▸ **Requirements**
Pull each line holding "Damaged" out of the entries below.

▸ **Record extracts**
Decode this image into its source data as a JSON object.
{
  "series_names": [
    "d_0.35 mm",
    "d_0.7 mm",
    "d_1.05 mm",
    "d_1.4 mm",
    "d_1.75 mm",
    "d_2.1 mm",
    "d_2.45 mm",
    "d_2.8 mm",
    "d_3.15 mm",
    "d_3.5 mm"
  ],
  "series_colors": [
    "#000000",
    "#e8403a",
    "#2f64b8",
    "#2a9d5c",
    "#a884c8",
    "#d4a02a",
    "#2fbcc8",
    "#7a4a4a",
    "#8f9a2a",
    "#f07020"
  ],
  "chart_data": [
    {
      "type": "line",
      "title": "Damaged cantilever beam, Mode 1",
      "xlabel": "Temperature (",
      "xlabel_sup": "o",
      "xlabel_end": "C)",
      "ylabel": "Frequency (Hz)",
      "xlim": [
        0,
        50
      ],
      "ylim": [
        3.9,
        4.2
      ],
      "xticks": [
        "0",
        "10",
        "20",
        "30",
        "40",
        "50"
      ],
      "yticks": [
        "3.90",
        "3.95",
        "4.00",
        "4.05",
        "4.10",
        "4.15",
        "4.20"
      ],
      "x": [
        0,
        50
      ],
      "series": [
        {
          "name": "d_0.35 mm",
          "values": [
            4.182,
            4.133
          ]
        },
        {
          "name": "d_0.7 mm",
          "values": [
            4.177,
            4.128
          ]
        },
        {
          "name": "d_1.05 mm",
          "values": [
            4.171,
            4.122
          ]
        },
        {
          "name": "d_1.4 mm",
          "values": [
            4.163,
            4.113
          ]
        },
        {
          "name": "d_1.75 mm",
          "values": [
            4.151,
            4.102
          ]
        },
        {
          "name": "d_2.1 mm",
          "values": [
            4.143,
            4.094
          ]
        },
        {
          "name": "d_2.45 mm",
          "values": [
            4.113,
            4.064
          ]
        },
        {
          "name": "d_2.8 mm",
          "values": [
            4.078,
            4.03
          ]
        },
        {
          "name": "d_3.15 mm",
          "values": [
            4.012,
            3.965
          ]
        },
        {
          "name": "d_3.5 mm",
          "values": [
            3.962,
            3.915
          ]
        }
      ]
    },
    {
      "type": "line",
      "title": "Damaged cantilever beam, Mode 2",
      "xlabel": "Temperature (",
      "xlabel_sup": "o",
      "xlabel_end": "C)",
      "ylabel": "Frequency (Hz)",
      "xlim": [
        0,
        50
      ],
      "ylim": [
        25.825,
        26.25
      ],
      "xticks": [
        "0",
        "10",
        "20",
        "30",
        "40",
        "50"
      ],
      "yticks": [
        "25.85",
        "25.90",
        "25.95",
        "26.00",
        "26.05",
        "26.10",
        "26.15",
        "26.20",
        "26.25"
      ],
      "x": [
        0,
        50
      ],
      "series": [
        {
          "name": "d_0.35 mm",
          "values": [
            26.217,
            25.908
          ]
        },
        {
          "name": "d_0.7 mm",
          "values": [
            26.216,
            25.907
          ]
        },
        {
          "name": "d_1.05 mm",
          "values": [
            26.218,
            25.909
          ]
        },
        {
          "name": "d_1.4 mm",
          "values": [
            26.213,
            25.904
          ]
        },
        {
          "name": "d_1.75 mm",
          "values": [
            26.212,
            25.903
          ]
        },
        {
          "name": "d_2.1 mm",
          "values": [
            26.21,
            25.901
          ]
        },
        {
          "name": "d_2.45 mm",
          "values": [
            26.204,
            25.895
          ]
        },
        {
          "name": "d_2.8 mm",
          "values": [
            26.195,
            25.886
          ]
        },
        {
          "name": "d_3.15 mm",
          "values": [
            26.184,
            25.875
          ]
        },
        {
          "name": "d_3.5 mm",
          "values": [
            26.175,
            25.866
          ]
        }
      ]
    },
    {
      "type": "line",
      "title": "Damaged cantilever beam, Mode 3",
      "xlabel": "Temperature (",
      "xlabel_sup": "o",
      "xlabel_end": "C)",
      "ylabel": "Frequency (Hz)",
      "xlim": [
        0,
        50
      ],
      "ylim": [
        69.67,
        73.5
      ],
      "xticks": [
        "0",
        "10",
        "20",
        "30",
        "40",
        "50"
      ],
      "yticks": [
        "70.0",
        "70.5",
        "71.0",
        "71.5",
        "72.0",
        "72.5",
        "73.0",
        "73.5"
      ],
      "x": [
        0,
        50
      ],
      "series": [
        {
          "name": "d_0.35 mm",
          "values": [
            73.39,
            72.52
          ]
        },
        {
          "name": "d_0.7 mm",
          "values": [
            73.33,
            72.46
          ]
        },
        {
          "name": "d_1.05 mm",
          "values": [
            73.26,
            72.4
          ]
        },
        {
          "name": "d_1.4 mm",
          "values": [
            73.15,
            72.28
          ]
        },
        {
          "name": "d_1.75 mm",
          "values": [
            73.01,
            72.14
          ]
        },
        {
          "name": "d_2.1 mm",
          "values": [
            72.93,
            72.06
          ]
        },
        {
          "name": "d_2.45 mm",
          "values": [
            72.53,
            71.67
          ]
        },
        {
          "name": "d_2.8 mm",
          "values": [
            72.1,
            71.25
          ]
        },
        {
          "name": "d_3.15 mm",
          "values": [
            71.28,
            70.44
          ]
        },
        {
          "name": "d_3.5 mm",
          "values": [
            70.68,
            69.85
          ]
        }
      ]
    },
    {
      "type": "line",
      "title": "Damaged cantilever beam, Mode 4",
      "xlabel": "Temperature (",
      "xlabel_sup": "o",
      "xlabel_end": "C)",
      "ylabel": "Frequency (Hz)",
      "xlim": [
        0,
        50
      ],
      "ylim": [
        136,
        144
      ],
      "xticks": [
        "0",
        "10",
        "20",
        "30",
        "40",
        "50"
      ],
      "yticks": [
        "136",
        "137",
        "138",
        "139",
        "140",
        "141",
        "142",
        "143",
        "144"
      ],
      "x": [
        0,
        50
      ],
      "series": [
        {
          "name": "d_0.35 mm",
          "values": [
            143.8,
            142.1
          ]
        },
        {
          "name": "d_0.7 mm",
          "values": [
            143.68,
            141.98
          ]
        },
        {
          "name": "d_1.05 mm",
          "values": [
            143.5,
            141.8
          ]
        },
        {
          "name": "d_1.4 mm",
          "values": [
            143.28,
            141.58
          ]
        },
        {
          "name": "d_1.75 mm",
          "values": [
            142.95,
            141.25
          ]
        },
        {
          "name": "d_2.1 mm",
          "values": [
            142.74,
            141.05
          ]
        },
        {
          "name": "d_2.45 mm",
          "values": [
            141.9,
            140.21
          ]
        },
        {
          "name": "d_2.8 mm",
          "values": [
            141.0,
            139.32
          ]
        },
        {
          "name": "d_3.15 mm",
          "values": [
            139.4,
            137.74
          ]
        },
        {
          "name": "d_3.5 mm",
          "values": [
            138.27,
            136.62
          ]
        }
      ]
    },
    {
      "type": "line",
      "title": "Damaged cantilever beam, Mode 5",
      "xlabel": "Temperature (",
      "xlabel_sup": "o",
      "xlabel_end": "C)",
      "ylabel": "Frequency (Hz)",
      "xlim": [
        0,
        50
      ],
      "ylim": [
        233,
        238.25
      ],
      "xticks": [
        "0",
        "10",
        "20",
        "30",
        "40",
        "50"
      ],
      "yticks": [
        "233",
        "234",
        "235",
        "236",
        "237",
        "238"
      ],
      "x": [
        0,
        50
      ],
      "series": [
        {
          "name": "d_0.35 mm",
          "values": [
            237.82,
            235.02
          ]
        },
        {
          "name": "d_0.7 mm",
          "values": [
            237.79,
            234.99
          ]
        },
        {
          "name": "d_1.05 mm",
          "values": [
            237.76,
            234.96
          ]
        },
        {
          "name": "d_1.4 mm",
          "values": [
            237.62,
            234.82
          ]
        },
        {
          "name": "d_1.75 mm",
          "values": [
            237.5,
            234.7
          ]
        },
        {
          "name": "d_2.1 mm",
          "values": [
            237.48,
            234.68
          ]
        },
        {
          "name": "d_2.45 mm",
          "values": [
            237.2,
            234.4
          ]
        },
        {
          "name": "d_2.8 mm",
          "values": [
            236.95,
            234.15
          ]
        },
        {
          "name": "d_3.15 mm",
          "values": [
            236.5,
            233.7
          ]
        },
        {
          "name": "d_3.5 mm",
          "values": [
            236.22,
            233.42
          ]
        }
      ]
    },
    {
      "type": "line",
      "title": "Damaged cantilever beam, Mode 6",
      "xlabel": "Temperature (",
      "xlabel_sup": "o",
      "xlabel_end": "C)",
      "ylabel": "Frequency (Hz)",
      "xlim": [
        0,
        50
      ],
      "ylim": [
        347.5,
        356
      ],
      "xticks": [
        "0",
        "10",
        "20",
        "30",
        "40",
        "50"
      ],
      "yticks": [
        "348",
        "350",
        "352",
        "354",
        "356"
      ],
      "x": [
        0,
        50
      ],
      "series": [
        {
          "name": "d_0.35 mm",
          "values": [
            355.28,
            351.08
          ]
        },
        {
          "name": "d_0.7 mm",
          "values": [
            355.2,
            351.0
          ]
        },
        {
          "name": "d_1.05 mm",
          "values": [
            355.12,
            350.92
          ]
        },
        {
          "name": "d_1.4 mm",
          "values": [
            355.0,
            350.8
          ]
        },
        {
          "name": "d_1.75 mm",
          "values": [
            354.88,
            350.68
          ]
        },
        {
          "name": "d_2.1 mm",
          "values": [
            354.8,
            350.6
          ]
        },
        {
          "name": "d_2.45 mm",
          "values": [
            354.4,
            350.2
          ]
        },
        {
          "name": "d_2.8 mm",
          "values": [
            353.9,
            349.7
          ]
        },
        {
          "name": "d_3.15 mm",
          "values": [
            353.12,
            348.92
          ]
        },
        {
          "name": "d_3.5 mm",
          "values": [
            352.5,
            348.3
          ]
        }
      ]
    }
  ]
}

▸ **Result of the task**
      "title": "Damaged cantilever beam, Mode 1",
      "title": "Damaged cantilever beam, Mode 2",
      "title": "Damaged cantilever beam, Mode 3",
      "title": "Damaged cantilever beam, Mode 4",
      "title": "Damaged cantilever beam, Mode 5",
      "title": "Damaged cantilever beam, Mode 6",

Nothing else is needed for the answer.